Copy the lines below as they are; omit the images they contain.

——

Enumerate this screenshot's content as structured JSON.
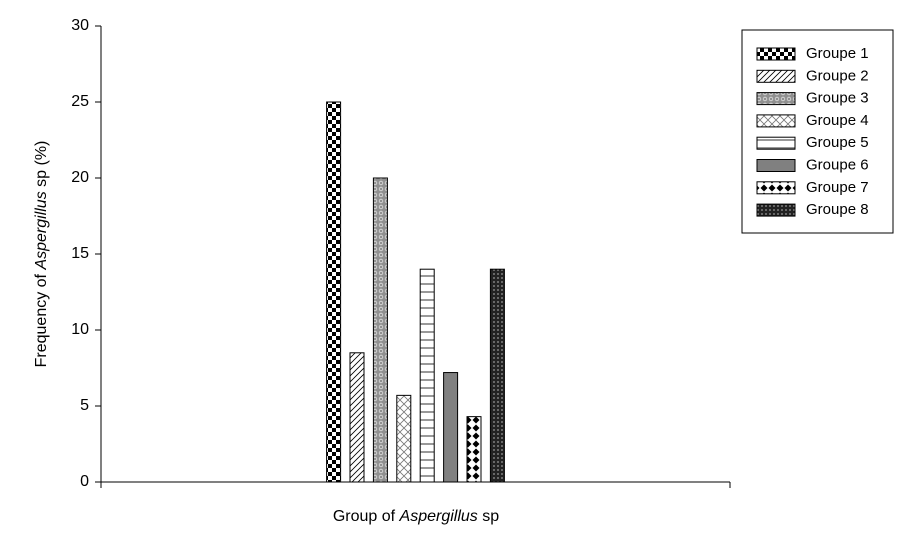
{
  "chart_data": {
    "type": "bar",
    "ylabel": [
      "Frequency of ",
      "Aspergillus",
      " sp (%)"
    ],
    "xlabel": [
      "Group of ",
      "Aspergillus",
      " sp"
    ],
    "categories": [
      null
    ],
    "series": [
      {
        "name": "Groupe 1",
        "pattern": "checker",
        "values": [
          25
        ]
      },
      {
        "name": "Groupe 2",
        "pattern": "diagonal",
        "values": [
          8.5
        ]
      },
      {
        "name": "Groupe 3",
        "pattern": "gray-dots",
        "values": [
          20
        ]
      },
      {
        "name": "Groupe 4",
        "pattern": "crosshatch",
        "values": [
          5.7
        ]
      },
      {
        "name": "Groupe 5",
        "pattern": "hlines",
        "values": [
          14
        ]
      },
      {
        "name": "Groupe 6",
        "pattern": "gray",
        "values": [
          7.2
        ]
      },
      {
        "name": "Groupe 7",
        "pattern": "diamonds",
        "values": [
          4.3
        ]
      },
      {
        "name": "Groupe 8",
        "pattern": "dark-dots",
        "values": [
          14
        ]
      }
    ],
    "ylim": [
      0,
      30
    ],
    "yticks": [
      0,
      5,
      10,
      15,
      20,
      25,
      30
    ],
    "legend": "right"
  }
}
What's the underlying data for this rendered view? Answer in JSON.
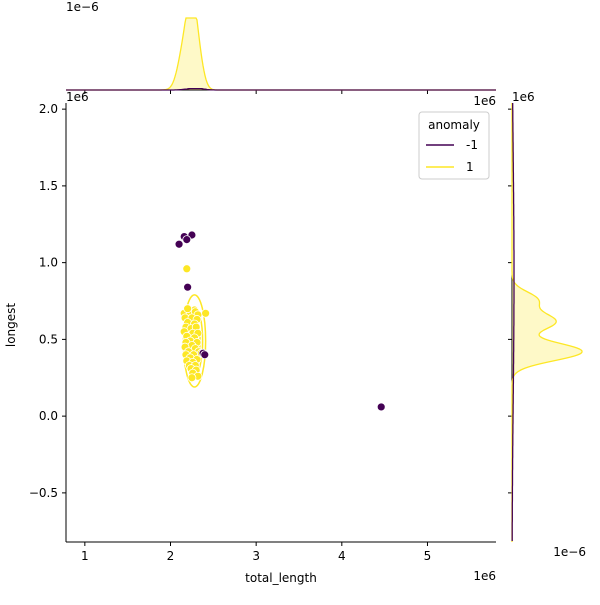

——

Completed task
Enumerate this screenshot's content as structured JSON.
{
  "chart_data": {
    "type": "bar",
    "ylabel": [
      "Frequency of ",
      "Aspergillus",
      " sp (%)"
    ],
    "xlabel": [
      "Group of ",
      "Aspergillus",
      " sp"
    ],
    "categories": [
      null
    ],
    "series": [
      {
        "name": "Groupe 1",
        "pattern": "checker",
        "values": [
          25
        ]
      },
      {
        "name": "Groupe 2",
        "pattern": "diagonal",
        "values": [
          8.5
        ]
      },
      {
        "name": "Groupe 3",
        "pattern": "gray-dots",
        "values": [
          20
        ]
      },
      {
        "name": "Groupe 4",
        "pattern": "crosshatch",
        "values": [
          5.7
        ]
      },
      {
        "name": "Groupe 5",
        "pattern": "hlines",
        "values": [
          14
        ]
      },
      {
        "name": "Groupe 6",
        "pattern": "gray",
        "values": [
          7.2
        ]
      },
      {
        "name": "Groupe 7",
        "pattern": "diamonds",
        "values": [
          4.3
        ]
      },
      {
        "name": "Groupe 8",
        "pattern": "dark-dots",
        "values": [
          14
        ]
      }
    ],
    "ylim": [
      0,
      30
    ],
    "yticks": [
      0,
      5,
      10,
      15,
      20,
      25,
      30
    ],
    "legend": "right"
  }
}
What's the underlying data for this rendered view? Answer in JSON.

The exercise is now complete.